- **Do this**
Search the records below for the word "title". Pull out each line that has it.

>>>>>

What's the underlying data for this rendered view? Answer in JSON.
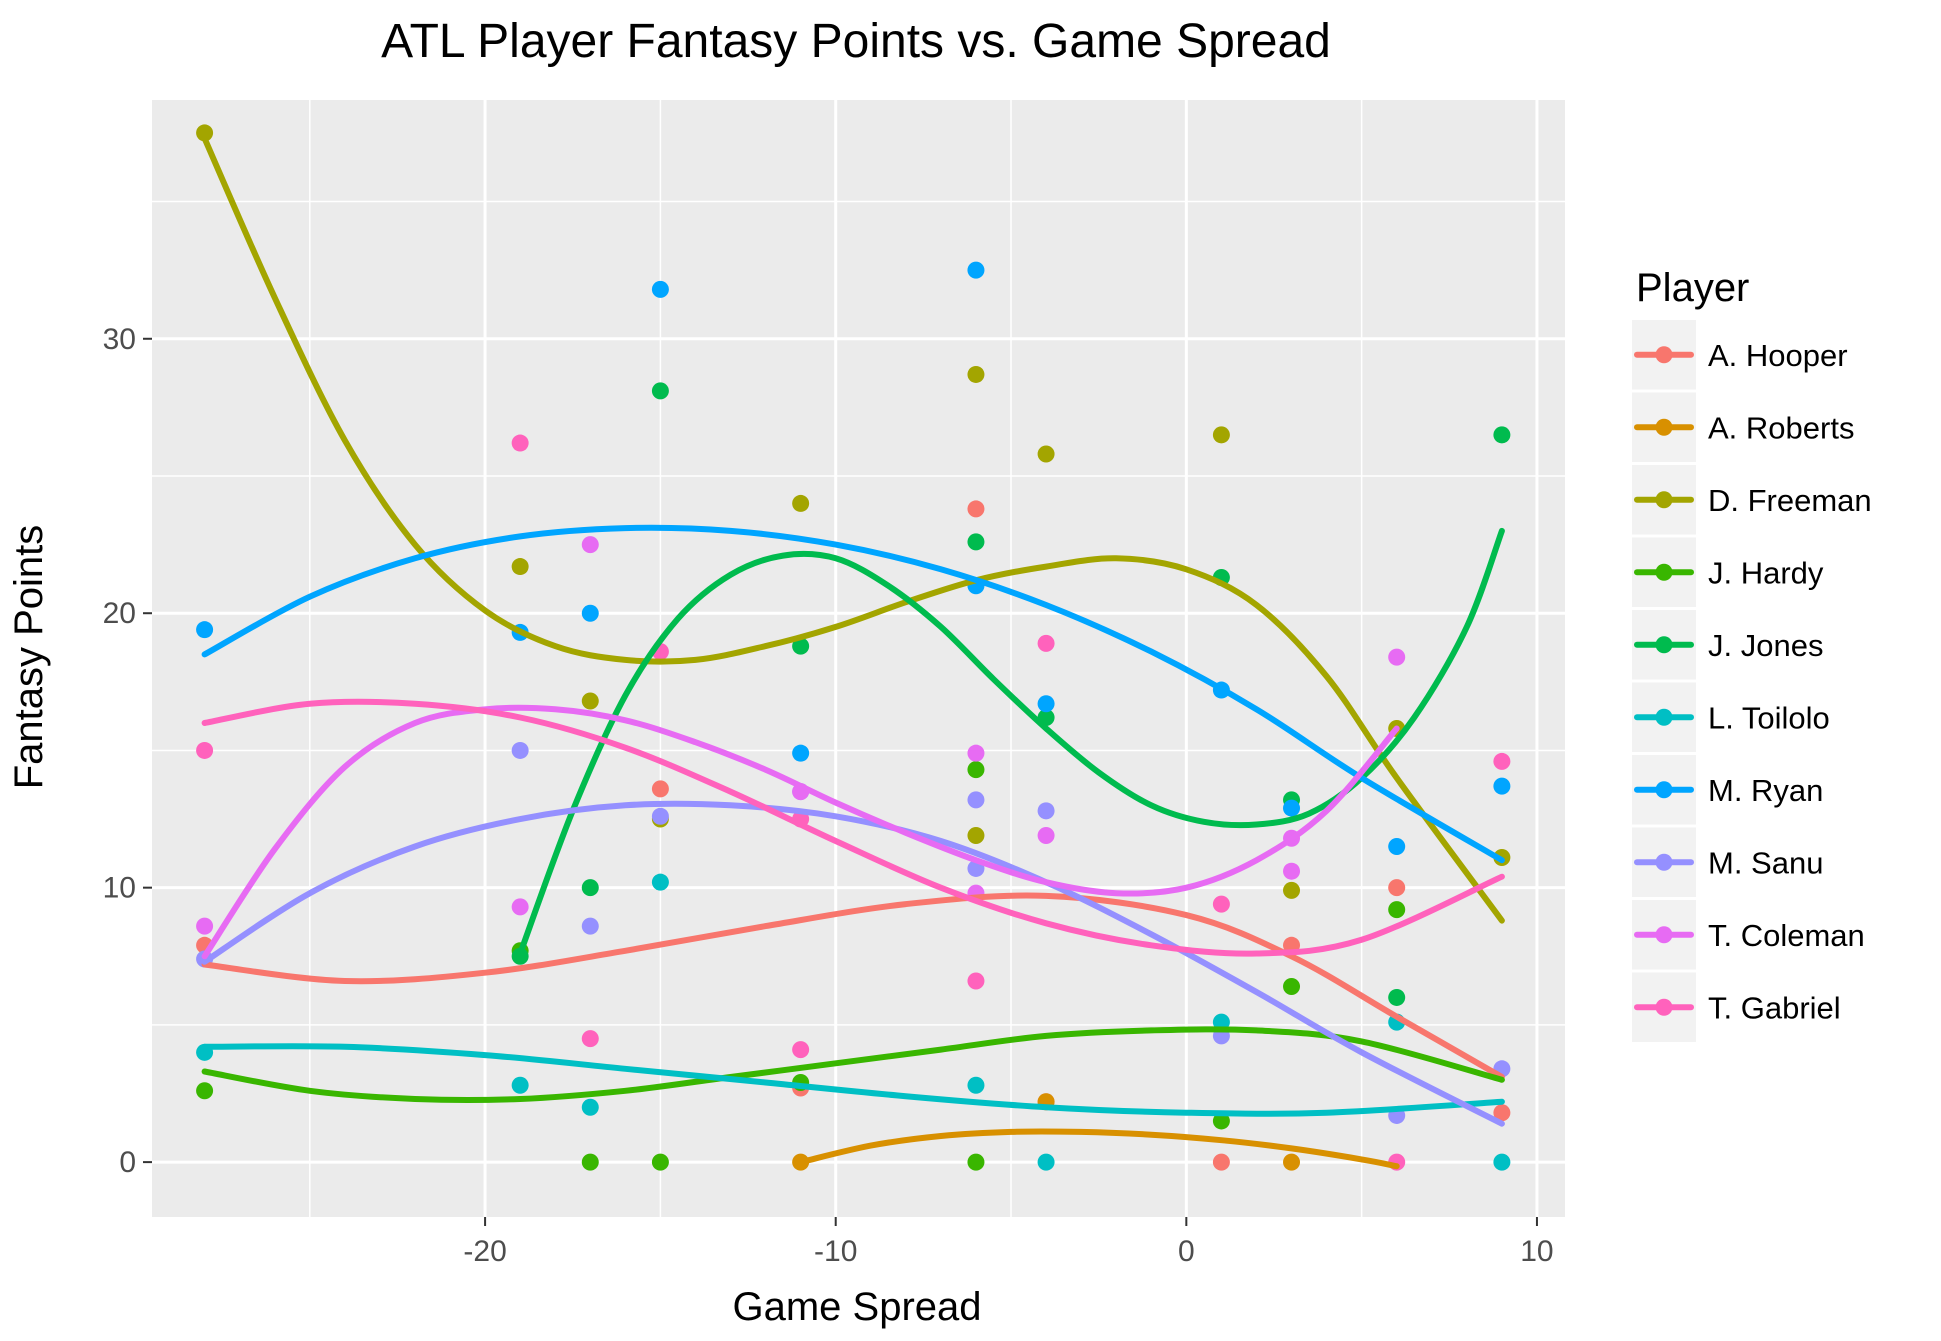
{
  "chart_data": {
    "type": "scatter",
    "title": "ATL Player Fantasy Points vs. Game Spread",
    "xlabel": "Game Spread",
    "ylabel": "Fantasy Points",
    "xlim": [
      -29.5,
      10.8
    ],
    "ylim": [
      -2.0,
      38.7
    ],
    "x_ticks": [
      -20,
      -10,
      0,
      10
    ],
    "x_tick_labels": [
      "-20",
      "-10",
      "0",
      "10"
    ],
    "y_ticks": [
      0,
      10,
      20,
      30
    ],
    "y_tick_labels": [
      "0",
      "10",
      "20",
      "30"
    ],
    "grid": true,
    "panel_background": "#ebebeb",
    "grid_color": "#ffffff",
    "legend": {
      "title": "Player",
      "placement": "right"
    },
    "series": [
      {
        "name": "A. Hooper",
        "color": "#f8766d",
        "points": [
          [
            -28,
            7.9
          ],
          [
            -15,
            13.6
          ],
          [
            -11,
            2.7
          ],
          [
            -6,
            23.8
          ],
          [
            -4,
            2.2
          ],
          [
            1,
            0
          ],
          [
            3,
            7.9
          ],
          [
            6,
            10.0
          ],
          [
            9,
            1.8
          ]
        ],
        "smooth": [
          [
            -28,
            7.2
          ],
          [
            -24,
            6.6
          ],
          [
            -20,
            6.9
          ],
          [
            -16,
            7.7
          ],
          [
            -12,
            8.6
          ],
          [
            -8,
            9.4
          ],
          [
            -4,
            9.7
          ],
          [
            0,
            9.0
          ],
          [
            3,
            7.5
          ],
          [
            6,
            5.3
          ],
          [
            9,
            3.1
          ]
        ]
      },
      {
        "name": "A. Roberts",
        "color": "#d89000",
        "points": [
          [
            -11,
            0
          ],
          [
            -4,
            2.2
          ],
          [
            3,
            0
          ]
        ],
        "smooth": [
          [
            -11,
            0
          ],
          [
            -9,
            0.6
          ],
          [
            -7,
            0.95
          ],
          [
            -5,
            1.1
          ],
          [
            -3,
            1.1
          ],
          [
            -1,
            1.0
          ],
          [
            1,
            0.8
          ],
          [
            3,
            0.5
          ],
          [
            5,
            0.1
          ],
          [
            6,
            -0.15
          ]
        ]
      },
      {
        "name": "D. Freeman",
        "color": "#a3a500",
        "points": [
          [
            -28,
            37.5
          ],
          [
            -19,
            21.7
          ],
          [
            -17,
            16.8
          ],
          [
            -15,
            12.5
          ],
          [
            -11,
            24.0
          ],
          [
            -6,
            28.7
          ],
          [
            -6,
            11.9
          ],
          [
            -4,
            25.8
          ],
          [
            1,
            26.5
          ],
          [
            3,
            9.9
          ],
          [
            6,
            15.8
          ],
          [
            9,
            11.1
          ]
        ],
        "smooth": [
          [
            -28,
            37.3
          ],
          [
            -26,
            31.5
          ],
          [
            -24,
            26.3
          ],
          [
            -22,
            22.5
          ],
          [
            -20,
            20.1
          ],
          [
            -18,
            18.8
          ],
          [
            -16,
            18.3
          ],
          [
            -14,
            18.3
          ],
          [
            -12,
            18.8
          ],
          [
            -10,
            19.5
          ],
          [
            -8,
            20.4
          ],
          [
            -6,
            21.2
          ],
          [
            -4,
            21.7
          ],
          [
            -2,
            22.0
          ],
          [
            0,
            21.6
          ],
          [
            2,
            20.3
          ],
          [
            4,
            17.7
          ],
          [
            6,
            14.0
          ],
          [
            9,
            8.8
          ]
        ]
      },
      {
        "name": "J. Hardy",
        "color": "#39b600",
        "points": [
          [
            -28,
            2.6
          ],
          [
            -19,
            7.7
          ],
          [
            -17,
            0
          ],
          [
            -15,
            0
          ],
          [
            -11,
            2.9
          ],
          [
            -6,
            14.3
          ],
          [
            -6,
            0
          ],
          [
            1,
            1.5
          ],
          [
            3,
            6.4
          ],
          [
            6,
            9.2
          ]
        ],
        "smooth": [
          [
            -28,
            3.3
          ],
          [
            -25,
            2.6
          ],
          [
            -22,
            2.3
          ],
          [
            -19,
            2.3
          ],
          [
            -16,
            2.6
          ],
          [
            -13,
            3.1
          ],
          [
            -10,
            3.6
          ],
          [
            -7,
            4.1
          ],
          [
            -4,
            4.6
          ],
          [
            -1,
            4.8
          ],
          [
            2,
            4.8
          ],
          [
            5,
            4.4
          ],
          [
            9,
            3.0
          ]
        ]
      },
      {
        "name": "J. Jones",
        "color": "#00bb4e",
        "points": [
          [
            -19,
            7.5
          ],
          [
            -17,
            10.0
          ],
          [
            -15,
            28.1
          ],
          [
            -11,
            18.8
          ],
          [
            -6,
            22.6
          ],
          [
            -4,
            16.2
          ],
          [
            1,
            21.3
          ],
          [
            3,
            13.2
          ],
          [
            6,
            6.0
          ],
          [
            9,
            26.5
          ]
        ],
        "smooth": [
          [
            -19,
            7.6
          ],
          [
            -17.5,
            12.8
          ],
          [
            -16,
            17.0
          ],
          [
            -14.5,
            19.8
          ],
          [
            -13,
            21.4
          ],
          [
            -11.5,
            22.1
          ],
          [
            -10,
            22.0
          ],
          [
            -8.5,
            21.0
          ],
          [
            -7,
            19.5
          ],
          [
            -5.5,
            17.6
          ],
          [
            -4,
            15.8
          ],
          [
            -2.5,
            14.2
          ],
          [
            -1,
            13.0
          ],
          [
            0.5,
            12.4
          ],
          [
            2,
            12.3
          ],
          [
            3.5,
            12.7
          ],
          [
            5,
            14.0
          ],
          [
            6.5,
            16.2
          ],
          [
            8,
            19.5
          ],
          [
            9,
            23.0
          ]
        ]
      },
      {
        "name": "L. Toilolo",
        "color": "#00bfc4",
        "points": [
          [
            -28,
            4.0
          ],
          [
            -19,
            2.8
          ],
          [
            -17,
            2.0
          ],
          [
            -15,
            10.2
          ],
          [
            -6,
            2.8
          ],
          [
            -4,
            0
          ],
          [
            1,
            5.1
          ],
          [
            6,
            5.1
          ],
          [
            9,
            0
          ]
        ],
        "smooth": [
          [
            -28,
            4.2
          ],
          [
            -24,
            4.2
          ],
          [
            -20,
            3.9
          ],
          [
            -16,
            3.4
          ],
          [
            -12,
            2.9
          ],
          [
            -8,
            2.4
          ],
          [
            -4,
            2.0
          ],
          [
            0,
            1.8
          ],
          [
            4,
            1.8
          ],
          [
            9,
            2.2
          ]
        ]
      },
      {
        "name": "M. Ryan",
        "color": "#00a5ff",
        "points": [
          [
            -28,
            19.4
          ],
          [
            -19,
            19.3
          ],
          [
            -17,
            20.0
          ],
          [
            -15,
            31.8
          ],
          [
            -11,
            14.9
          ],
          [
            -6,
            32.5
          ],
          [
            -6,
            21.0
          ],
          [
            -4,
            16.7
          ],
          [
            1,
            17.2
          ],
          [
            3,
            12.9
          ],
          [
            6,
            11.5
          ],
          [
            9,
            13.7
          ]
        ],
        "smooth": [
          [
            -28,
            18.5
          ],
          [
            -25,
            20.6
          ],
          [
            -22,
            22.0
          ],
          [
            -19,
            22.8
          ],
          [
            -16,
            23.1
          ],
          [
            -13,
            23.0
          ],
          [
            -10,
            22.5
          ],
          [
            -7,
            21.6
          ],
          [
            -4,
            20.3
          ],
          [
            -1,
            18.6
          ],
          [
            2,
            16.5
          ],
          [
            5,
            14.0
          ],
          [
            9,
            11.0
          ]
        ]
      },
      {
        "name": "M. Sanu",
        "color": "#9590ff",
        "points": [
          [
            -28,
            7.4
          ],
          [
            -19,
            15.0
          ],
          [
            -17,
            8.6
          ],
          [
            -15,
            12.6
          ],
          [
            -11,
            13.5
          ],
          [
            -6,
            13.2
          ],
          [
            -6,
            10.7
          ],
          [
            -4,
            12.8
          ],
          [
            1,
            4.6
          ],
          [
            6,
            1.7
          ],
          [
            9,
            3.4
          ]
        ],
        "smooth": [
          [
            -28,
            7.3
          ],
          [
            -25,
            9.8
          ],
          [
            -22,
            11.5
          ],
          [
            -19,
            12.5
          ],
          [
            -16,
            13.0
          ],
          [
            -13,
            13.0
          ],
          [
            -10,
            12.6
          ],
          [
            -7,
            11.7
          ],
          [
            -4,
            10.2
          ],
          [
            -1,
            8.3
          ],
          [
            2,
            6.2
          ],
          [
            5,
            4.0
          ],
          [
            9,
            1.4
          ]
        ]
      },
      {
        "name": "T. Coleman",
        "color": "#e76bf3",
        "points": [
          [
            -28,
            8.6
          ],
          [
            -19,
            9.3
          ],
          [
            -17,
            22.5
          ],
          [
            -11,
            13.5
          ],
          [
            -6,
            14.9
          ],
          [
            -6,
            9.8
          ],
          [
            -4,
            11.9
          ],
          [
            3,
            10.6
          ],
          [
            3,
            11.8
          ],
          [
            6,
            18.4
          ]
        ],
        "smooth": [
          [
            -28,
            7.5
          ],
          [
            -26,
            11.4
          ],
          [
            -24,
            14.4
          ],
          [
            -22,
            16.0
          ],
          [
            -20,
            16.5
          ],
          [
            -18,
            16.5
          ],
          [
            -16,
            16.1
          ],
          [
            -14,
            15.3
          ],
          [
            -12,
            14.3
          ],
          [
            -10,
            13.1
          ],
          [
            -8,
            12.0
          ],
          [
            -6,
            11.0
          ],
          [
            -4,
            10.2
          ],
          [
            -2,
            9.8
          ],
          [
            0,
            10.0
          ],
          [
            2,
            11.0
          ],
          [
            4,
            12.8
          ],
          [
            6,
            15.8
          ]
        ]
      },
      {
        "name": "T. Gabriel",
        "color": "#ff62bc",
        "points": [
          [
            -28,
            15.0
          ],
          [
            -19,
            26.2
          ],
          [
            -17,
            4.5
          ],
          [
            -15,
            18.6
          ],
          [
            -11,
            12.5
          ],
          [
            -11,
            4.1
          ],
          [
            -6,
            6.6
          ],
          [
            -4,
            18.9
          ],
          [
            1,
            9.4
          ],
          [
            6,
            0
          ],
          [
            9,
            14.6
          ]
        ],
        "smooth": [
          [
            -28,
            16.0
          ],
          [
            -25,
            16.7
          ],
          [
            -22,
            16.7
          ],
          [
            -19,
            16.2
          ],
          [
            -16,
            15.1
          ],
          [
            -13,
            13.5
          ],
          [
            -10,
            11.7
          ],
          [
            -7,
            10.0
          ],
          [
            -4,
            8.7
          ],
          [
            -1,
            7.9
          ],
          [
            2,
            7.6
          ],
          [
            5,
            8.1
          ],
          [
            9,
            10.4
          ]
        ]
      }
    ]
  }
}
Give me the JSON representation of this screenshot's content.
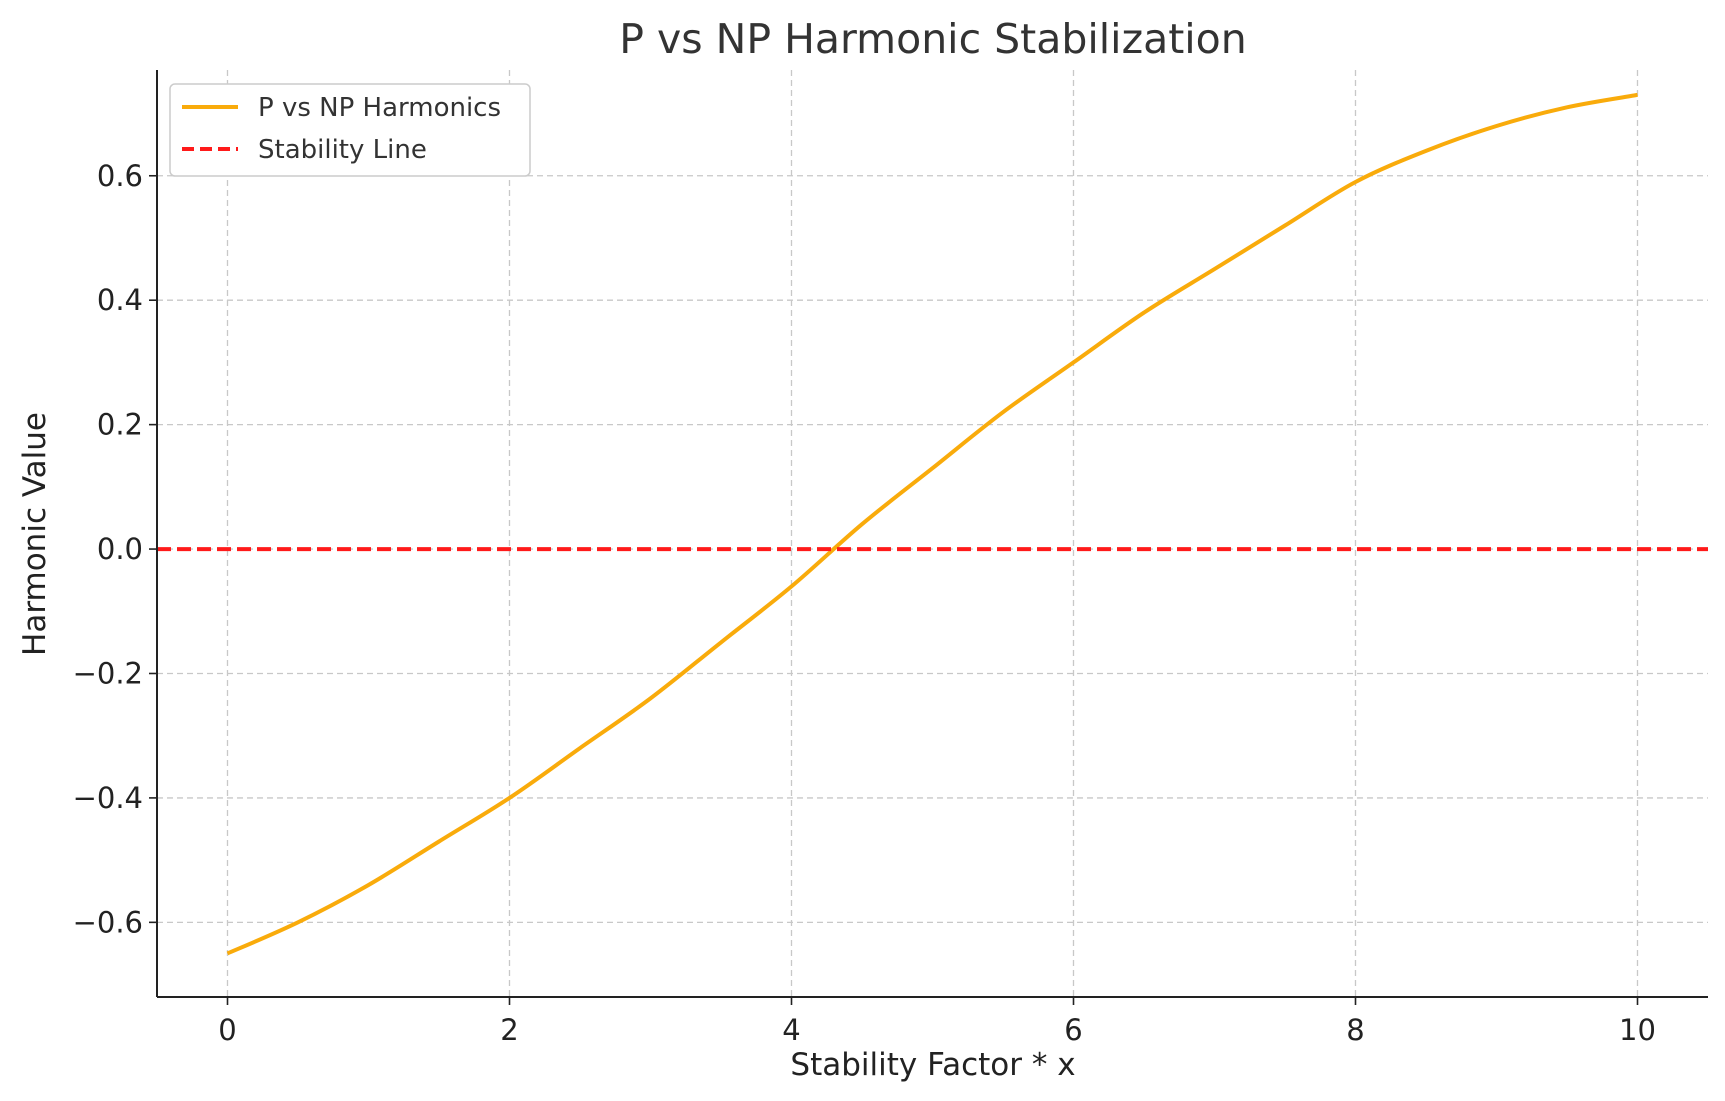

<<<<<

- **Result of this task**
    "title": "ATL Player Fantasy Points vs. Game Spread",
      "title": "Player",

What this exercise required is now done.